* EXERCISE DIRECTIONS
From the start of the lines through the line holding "- fill-color-swatch[interactable]: [11, 359, 23, 371]", inclusive, swap "lock-open-icon" for "lock-closed-icon" and give those lines again with nothing else changed.

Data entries
======
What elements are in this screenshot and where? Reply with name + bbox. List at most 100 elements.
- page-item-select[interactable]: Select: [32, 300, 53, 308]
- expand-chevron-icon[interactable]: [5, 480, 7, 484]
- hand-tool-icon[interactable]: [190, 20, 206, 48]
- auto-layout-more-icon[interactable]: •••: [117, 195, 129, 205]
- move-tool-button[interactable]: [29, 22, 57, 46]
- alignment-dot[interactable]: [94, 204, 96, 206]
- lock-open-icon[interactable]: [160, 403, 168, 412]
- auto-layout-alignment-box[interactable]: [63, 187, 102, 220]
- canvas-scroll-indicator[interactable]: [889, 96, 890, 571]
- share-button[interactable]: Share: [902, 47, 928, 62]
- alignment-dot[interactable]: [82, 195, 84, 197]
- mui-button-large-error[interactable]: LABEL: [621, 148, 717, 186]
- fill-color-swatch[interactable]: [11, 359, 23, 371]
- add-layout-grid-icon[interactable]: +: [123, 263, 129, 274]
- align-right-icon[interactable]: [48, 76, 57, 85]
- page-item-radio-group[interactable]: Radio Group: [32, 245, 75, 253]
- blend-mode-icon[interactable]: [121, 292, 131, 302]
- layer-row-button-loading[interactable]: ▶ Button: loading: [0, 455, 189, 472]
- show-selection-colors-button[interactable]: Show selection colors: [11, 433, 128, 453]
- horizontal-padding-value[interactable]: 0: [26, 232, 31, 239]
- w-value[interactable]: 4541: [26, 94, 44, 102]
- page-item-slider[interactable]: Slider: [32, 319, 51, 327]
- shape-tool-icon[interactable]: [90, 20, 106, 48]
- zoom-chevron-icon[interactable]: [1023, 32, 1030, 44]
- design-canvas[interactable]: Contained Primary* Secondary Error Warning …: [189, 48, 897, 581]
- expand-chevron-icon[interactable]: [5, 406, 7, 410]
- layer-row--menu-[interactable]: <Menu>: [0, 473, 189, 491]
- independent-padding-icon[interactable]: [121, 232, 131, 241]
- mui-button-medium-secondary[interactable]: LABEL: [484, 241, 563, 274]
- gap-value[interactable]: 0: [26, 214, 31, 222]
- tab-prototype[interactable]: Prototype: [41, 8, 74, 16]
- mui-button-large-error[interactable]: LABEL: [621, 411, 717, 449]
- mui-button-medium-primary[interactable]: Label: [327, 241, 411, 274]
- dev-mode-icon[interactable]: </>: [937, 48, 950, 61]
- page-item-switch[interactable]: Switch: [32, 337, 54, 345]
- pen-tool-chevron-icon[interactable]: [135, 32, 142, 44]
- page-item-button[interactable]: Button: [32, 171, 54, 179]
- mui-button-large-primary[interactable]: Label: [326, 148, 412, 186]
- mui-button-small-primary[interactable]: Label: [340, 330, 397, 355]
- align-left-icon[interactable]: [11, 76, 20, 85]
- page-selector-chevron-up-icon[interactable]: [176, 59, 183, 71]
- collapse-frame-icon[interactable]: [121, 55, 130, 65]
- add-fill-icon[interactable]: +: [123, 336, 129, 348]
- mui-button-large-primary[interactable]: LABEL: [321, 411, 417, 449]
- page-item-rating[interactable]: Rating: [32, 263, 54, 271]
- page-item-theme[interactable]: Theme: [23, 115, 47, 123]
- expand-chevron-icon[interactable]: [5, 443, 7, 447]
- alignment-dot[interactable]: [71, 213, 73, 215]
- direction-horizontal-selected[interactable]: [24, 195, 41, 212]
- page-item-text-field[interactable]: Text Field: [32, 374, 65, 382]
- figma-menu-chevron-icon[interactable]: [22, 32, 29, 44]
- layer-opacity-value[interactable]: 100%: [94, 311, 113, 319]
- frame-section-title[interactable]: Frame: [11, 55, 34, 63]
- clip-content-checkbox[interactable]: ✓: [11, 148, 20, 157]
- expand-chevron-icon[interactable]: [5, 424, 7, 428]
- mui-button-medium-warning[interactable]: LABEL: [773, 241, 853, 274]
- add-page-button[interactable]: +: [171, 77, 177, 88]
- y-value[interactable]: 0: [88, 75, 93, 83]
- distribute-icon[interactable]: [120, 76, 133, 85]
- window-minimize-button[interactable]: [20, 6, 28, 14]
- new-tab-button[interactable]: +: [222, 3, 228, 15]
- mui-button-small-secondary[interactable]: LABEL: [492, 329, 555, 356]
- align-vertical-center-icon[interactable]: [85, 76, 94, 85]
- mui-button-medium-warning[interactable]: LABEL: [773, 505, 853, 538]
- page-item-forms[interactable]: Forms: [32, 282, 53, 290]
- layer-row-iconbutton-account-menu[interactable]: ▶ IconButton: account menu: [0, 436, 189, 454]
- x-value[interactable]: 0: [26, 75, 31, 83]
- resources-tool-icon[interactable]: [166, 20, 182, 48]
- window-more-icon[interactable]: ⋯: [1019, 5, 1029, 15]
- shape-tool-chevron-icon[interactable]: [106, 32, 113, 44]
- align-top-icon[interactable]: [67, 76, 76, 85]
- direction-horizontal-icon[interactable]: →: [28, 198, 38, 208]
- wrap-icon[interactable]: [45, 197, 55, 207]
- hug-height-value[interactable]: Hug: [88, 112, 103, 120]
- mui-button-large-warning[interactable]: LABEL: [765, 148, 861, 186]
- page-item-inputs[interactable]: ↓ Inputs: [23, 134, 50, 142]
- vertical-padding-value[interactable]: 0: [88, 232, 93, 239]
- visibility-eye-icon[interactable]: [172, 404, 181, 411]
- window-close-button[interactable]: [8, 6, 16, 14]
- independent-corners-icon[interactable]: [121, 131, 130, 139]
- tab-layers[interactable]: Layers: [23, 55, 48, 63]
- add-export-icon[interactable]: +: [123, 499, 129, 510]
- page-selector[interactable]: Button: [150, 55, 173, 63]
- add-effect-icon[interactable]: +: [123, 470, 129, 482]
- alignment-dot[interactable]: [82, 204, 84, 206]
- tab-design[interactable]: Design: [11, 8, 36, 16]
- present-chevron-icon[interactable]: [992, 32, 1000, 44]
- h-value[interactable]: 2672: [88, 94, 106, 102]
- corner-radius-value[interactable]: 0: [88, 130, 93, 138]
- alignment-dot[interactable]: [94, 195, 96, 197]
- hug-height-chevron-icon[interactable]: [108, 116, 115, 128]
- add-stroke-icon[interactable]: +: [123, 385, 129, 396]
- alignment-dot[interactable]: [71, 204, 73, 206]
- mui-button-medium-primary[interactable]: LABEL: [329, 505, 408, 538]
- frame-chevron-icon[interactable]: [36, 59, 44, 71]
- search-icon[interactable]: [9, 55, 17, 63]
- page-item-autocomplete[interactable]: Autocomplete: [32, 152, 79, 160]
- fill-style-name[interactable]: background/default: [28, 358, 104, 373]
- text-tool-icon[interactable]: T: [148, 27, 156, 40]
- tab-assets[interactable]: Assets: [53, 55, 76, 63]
======
* SOLUTION FOR THIS EXERCISE
What elements are in this screenshot and where? Reply with name + bbox. List at most 100 elements.
- page-item-select[interactable]: Select: [32, 300, 53, 308]
- expand-chevron-icon[interactable]: [5, 480, 7, 484]
- hand-tool-icon[interactable]: [190, 20, 206, 48]
- auto-layout-more-icon[interactable]: •••: [117, 195, 129, 205]
- move-tool-button[interactable]: [29, 22, 57, 46]
- alignment-dot[interactable]: [94, 204, 96, 206]
- lock-closed-icon[interactable]: [160, 403, 168, 412]
- auto-layout-alignment-box[interactable]: [63, 187, 102, 220]
- canvas-scroll-indicator[interactable]: [889, 96, 890, 571]
- share-button[interactable]: Share: [902, 47, 928, 62]
- alignment-dot[interactable]: [82, 195, 84, 197]
- mui-button-large-error[interactable]: LABEL: [621, 148, 717, 186]
- fill-color-swatch[interactable]: [11, 359, 23, 371]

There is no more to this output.